Element location listings:
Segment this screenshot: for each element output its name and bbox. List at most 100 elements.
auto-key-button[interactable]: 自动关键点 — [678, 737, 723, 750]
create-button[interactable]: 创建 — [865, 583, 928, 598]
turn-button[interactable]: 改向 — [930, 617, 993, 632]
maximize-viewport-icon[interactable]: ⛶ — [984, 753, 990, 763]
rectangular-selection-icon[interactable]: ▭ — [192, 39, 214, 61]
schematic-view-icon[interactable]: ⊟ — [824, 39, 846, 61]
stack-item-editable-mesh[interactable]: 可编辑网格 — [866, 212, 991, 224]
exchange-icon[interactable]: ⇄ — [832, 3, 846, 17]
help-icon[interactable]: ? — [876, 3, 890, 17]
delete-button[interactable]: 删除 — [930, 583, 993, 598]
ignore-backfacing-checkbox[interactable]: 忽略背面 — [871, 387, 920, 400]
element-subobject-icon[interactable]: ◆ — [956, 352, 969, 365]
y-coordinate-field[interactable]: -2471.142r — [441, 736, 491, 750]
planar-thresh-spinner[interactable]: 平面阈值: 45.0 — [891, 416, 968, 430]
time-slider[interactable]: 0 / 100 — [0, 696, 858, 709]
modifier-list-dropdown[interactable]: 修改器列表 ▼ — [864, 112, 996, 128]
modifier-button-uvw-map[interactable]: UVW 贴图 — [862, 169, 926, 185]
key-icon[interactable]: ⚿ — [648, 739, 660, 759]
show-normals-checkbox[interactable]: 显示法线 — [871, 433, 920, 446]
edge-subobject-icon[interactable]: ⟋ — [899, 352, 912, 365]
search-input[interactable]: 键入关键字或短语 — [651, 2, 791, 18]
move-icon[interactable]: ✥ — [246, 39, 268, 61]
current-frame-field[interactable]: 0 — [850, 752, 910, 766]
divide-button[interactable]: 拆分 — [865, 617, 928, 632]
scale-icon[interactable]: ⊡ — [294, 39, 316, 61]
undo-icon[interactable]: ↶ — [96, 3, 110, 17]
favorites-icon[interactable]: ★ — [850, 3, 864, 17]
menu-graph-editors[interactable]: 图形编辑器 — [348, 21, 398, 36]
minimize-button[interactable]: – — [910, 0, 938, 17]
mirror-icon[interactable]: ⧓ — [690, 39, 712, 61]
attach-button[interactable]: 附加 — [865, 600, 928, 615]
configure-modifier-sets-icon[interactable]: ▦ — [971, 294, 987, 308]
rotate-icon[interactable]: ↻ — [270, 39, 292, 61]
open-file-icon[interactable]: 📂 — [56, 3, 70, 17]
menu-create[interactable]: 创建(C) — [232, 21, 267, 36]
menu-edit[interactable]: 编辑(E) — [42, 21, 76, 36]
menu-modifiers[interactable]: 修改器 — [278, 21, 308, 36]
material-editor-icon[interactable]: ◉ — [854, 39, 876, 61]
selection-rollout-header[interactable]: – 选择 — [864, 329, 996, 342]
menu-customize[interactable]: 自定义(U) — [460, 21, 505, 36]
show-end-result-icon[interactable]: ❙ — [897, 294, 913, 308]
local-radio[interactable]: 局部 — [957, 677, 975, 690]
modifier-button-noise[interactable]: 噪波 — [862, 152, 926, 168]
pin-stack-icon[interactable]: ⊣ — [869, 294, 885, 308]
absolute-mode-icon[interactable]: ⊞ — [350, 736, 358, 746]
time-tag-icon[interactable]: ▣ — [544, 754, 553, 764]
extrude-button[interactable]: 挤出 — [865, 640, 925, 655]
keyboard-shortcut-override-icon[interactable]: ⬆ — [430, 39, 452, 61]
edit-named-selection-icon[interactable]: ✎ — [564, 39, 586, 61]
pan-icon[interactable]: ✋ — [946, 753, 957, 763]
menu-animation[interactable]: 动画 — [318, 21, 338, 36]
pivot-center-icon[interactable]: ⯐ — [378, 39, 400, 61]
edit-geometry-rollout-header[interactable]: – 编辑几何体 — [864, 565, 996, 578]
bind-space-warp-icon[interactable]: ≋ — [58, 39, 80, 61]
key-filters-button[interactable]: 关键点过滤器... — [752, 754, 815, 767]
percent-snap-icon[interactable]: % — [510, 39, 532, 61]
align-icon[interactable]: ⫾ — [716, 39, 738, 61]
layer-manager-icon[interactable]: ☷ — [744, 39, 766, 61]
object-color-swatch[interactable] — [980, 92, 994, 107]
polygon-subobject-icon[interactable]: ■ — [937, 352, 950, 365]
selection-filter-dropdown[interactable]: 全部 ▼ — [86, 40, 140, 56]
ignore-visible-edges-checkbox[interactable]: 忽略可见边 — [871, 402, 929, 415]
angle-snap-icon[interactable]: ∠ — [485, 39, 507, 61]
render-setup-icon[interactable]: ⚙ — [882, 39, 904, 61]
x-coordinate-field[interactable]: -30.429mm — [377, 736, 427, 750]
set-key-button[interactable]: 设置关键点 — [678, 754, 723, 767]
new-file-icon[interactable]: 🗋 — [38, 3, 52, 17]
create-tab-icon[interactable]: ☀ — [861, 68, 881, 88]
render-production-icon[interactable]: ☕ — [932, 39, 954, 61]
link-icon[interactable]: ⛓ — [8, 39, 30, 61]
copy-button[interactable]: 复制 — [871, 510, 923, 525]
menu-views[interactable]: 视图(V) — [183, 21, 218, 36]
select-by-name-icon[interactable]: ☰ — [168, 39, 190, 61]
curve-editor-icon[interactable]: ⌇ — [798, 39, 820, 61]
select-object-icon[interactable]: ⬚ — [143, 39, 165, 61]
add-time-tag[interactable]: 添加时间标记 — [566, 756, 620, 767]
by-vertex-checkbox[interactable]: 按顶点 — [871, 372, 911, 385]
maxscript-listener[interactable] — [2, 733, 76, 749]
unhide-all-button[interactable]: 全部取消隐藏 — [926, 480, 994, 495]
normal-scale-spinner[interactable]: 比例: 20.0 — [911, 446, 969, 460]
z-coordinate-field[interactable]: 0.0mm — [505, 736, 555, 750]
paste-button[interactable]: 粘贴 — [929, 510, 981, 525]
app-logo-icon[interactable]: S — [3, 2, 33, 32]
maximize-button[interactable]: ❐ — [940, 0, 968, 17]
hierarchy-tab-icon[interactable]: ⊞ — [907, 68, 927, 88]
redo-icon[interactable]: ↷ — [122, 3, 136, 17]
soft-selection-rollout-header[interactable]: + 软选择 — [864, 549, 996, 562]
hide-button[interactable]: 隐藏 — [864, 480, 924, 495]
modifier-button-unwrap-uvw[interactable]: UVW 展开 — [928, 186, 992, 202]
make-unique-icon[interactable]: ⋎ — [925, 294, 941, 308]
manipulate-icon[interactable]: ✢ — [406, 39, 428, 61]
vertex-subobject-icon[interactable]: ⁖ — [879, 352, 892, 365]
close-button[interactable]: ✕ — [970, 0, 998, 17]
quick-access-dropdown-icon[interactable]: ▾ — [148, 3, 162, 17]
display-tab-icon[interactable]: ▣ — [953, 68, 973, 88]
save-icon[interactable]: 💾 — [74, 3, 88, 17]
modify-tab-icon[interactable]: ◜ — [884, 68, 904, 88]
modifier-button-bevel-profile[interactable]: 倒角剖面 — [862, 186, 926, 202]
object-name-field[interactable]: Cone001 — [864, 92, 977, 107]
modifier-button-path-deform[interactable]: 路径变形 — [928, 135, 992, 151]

◆ AIM OF THE TASK: Write out all the rows above again, switching every "interactable" to "clickable" and leaving everything else unchanged.

◆ TASK OUTPUT:
Segment this screenshot: for each element output its name and bbox. List at most 100 elements.
auto-key-button[clickable]: 自动关键点 — [678, 737, 723, 750]
create-button[clickable]: 创建 — [865, 583, 928, 598]
turn-button[clickable]: 改向 — [930, 617, 993, 632]
maximize-viewport-icon[clickable]: ⛶ — [984, 753, 990, 763]
rectangular-selection-icon[clickable]: ▭ — [192, 39, 214, 61]
schematic-view-icon[clickable]: ⊟ — [824, 39, 846, 61]
stack-item-editable-mesh[clickable]: 可编辑网格 — [866, 212, 991, 224]
exchange-icon[clickable]: ⇄ — [832, 3, 846, 17]
help-icon[clickable]: ? — [876, 3, 890, 17]
delete-button[clickable]: 删除 — [930, 583, 993, 598]
ignore-backfacing-checkbox[clickable]: 忽略背面 — [871, 387, 920, 400]
element-subobject-icon[clickable]: ◆ — [956, 352, 969, 365]
y-coordinate-field[clickable]: -2471.142r — [441, 736, 491, 750]
planar-thresh-spinner[clickable]: 平面阈值: 45.0 — [891, 416, 968, 430]
time-slider[clickable]: 0 / 100 — [0, 696, 858, 709]
modifier-list-dropdown[clickable]: 修改器列表 ▼ — [864, 112, 996, 128]
modifier-button-uvw-map[clickable]: UVW 贴图 — [862, 169, 926, 185]
key-icon[clickable]: ⚿ — [648, 739, 660, 759]
show-normals-checkbox[clickable]: 显示法线 — [871, 433, 920, 446]
edge-subobject-icon[clickable]: ⟋ — [899, 352, 912, 365]
search-input[clickable]: 键入关键字或短语 — [651, 2, 791, 18]
move-icon[clickable]: ✥ — [246, 39, 268, 61]
current-frame-field[clickable]: 0 — [850, 752, 910, 766]
divide-button[clickable]: 拆分 — [865, 617, 928, 632]
scale-icon[clickable]: ⊡ — [294, 39, 316, 61]
undo-icon[clickable]: ↶ — [96, 3, 110, 17]
favorites-icon[clickable]: ★ — [850, 3, 864, 17]
menu-graph-editors[clickable]: 图形编辑器 — [348, 21, 398, 36]
minimize-button[clickable]: – — [910, 0, 938, 17]
mirror-icon[clickable]: ⧓ — [690, 39, 712, 61]
attach-button[clickable]: 附加 — [865, 600, 928, 615]
configure-modifier-sets-icon[clickable]: ▦ — [971, 294, 987, 308]
rotate-icon[clickable]: ↻ — [270, 39, 292, 61]
open-file-icon[clickable]: 📂 — [56, 3, 70, 17]
menu-create[clickable]: 创建(C) — [232, 21, 267, 36]
menu-edit[clickable]: 编辑(E) — [42, 21, 76, 36]
menu-modifiers[clickable]: 修改器 — [278, 21, 308, 36]
material-editor-icon[clickable]: ◉ — [854, 39, 876, 61]
selection-rollout-header[clickable]: – 选择 — [864, 329, 996, 342]
menu-customize[clickable]: 自定义(U) — [460, 21, 505, 36]
show-end-result-icon[clickable]: ❙ — [897, 294, 913, 308]
local-radio[clickable]: 局部 — [957, 677, 975, 690]
modifier-button-noise[clickable]: 噪波 — [862, 152, 926, 168]
pin-stack-icon[clickable]: ⊣ — [869, 294, 885, 308]
absolute-mode-icon[clickable]: ⊞ — [350, 736, 358, 746]
time-tag-icon[clickable]: ▣ — [544, 754, 553, 764]
extrude-button[clickable]: 挤出 — [865, 640, 925, 655]
keyboard-shortcut-override-icon[clickable]: ⬆ — [430, 39, 452, 61]
edit-named-selection-icon[clickable]: ✎ — [564, 39, 586, 61]
pan-icon[clickable]: ✋ — [946, 753, 957, 763]
menu-animation[clickable]: 动画 — [318, 21, 338, 36]
pivot-center-icon[clickable]: ⯐ — [378, 39, 400, 61]
edit-geometry-rollout-header[clickable]: – 编辑几何体 — [864, 565, 996, 578]
bind-space-warp-icon[clickable]: ≋ — [58, 39, 80, 61]
key-filters-button[clickable]: 关键点过滤器... — [752, 754, 815, 767]
percent-snap-icon[clickable]: % — [510, 39, 532, 61]
align-icon[clickable]: ⫾ — [716, 39, 738, 61]
layer-manager-icon[clickable]: ☷ — [744, 39, 766, 61]
object-color-swatch[clickable] — [980, 92, 994, 107]
polygon-subobject-icon[clickable]: ■ — [937, 352, 950, 365]
selection-filter-dropdown[clickable]: 全部 ▼ — [86, 40, 140, 56]
ignore-visible-edges-checkbox[clickable]: 忽略可见边 — [871, 402, 929, 415]
angle-snap-icon[clickable]: ∠ — [485, 39, 507, 61]
render-setup-icon[clickable]: ⚙ — [882, 39, 904, 61]
x-coordinate-field[clickable]: -30.429mm — [377, 736, 427, 750]
set-key-button[clickable]: 设置关键点 — [678, 754, 723, 767]
new-file-icon[clickable]: 🗋 — [38, 3, 52, 17]
create-tab-icon[clickable]: ☀ — [861, 68, 881, 88]
render-production-icon[clickable]: ☕ — [932, 39, 954, 61]
link-icon[clickable]: ⛓ — [8, 39, 30, 61]
copy-button[clickable]: 复制 — [871, 510, 923, 525]
menu-views[clickable]: 视图(V) — [183, 21, 218, 36]
select-by-name-icon[clickable]: ☰ — [168, 39, 190, 61]
curve-editor-icon[clickable]: ⌇ — [798, 39, 820, 61]
select-object-icon[clickable]: ⬚ — [143, 39, 165, 61]
add-time-tag[clickable]: 添加时间标记 — [566, 756, 620, 767]
by-vertex-checkbox[clickable]: 按顶点 — [871, 372, 911, 385]
maxscript-listener[clickable] — [2, 733, 76, 749]
unhide-all-button[clickable]: 全部取消隐藏 — [926, 480, 994, 495]
normal-scale-spinner[clickable]: 比例: 20.0 — [911, 446, 969, 460]
z-coordinate-field[clickable]: 0.0mm — [505, 736, 555, 750]
paste-button[clickable]: 粘贴 — [929, 510, 981, 525]
app-logo-icon[clickable]: S — [3, 2, 33, 32]
maximize-button[clickable]: ❐ — [940, 0, 968, 17]
hierarchy-tab-icon[clickable]: ⊞ — [907, 68, 927, 88]
redo-icon[clickable]: ↷ — [122, 3, 136, 17]
soft-selection-rollout-header[clickable]: + 软选择 — [864, 549, 996, 562]
hide-button[clickable]: 隐藏 — [864, 480, 924, 495]
modifier-button-unwrap-uvw[clickable]: UVW 展开 — [928, 186, 992, 202]
make-unique-icon[clickable]: ⋎ — [925, 294, 941, 308]
manipulate-icon[clickable]: ✢ — [406, 39, 428, 61]
vertex-subobject-icon[clickable]: ⁖ — [879, 352, 892, 365]
close-button[clickable]: ✕ — [970, 0, 998, 17]
quick-access-dropdown-icon[clickable]: ▾ — [148, 3, 162, 17]
display-tab-icon[clickable]: ▣ — [953, 68, 973, 88]
save-icon[clickable]: 💾 — [74, 3, 88, 17]
modify-tab-icon[clickable]: ◜ — [884, 68, 904, 88]
modifier-button-bevel-profile[clickable]: 倒角剖面 — [862, 186, 926, 202]
object-name-field[clickable]: Cone001 — [864, 92, 977, 107]
modifier-button-path-deform[clickable]: 路径变形 — [928, 135, 992, 151]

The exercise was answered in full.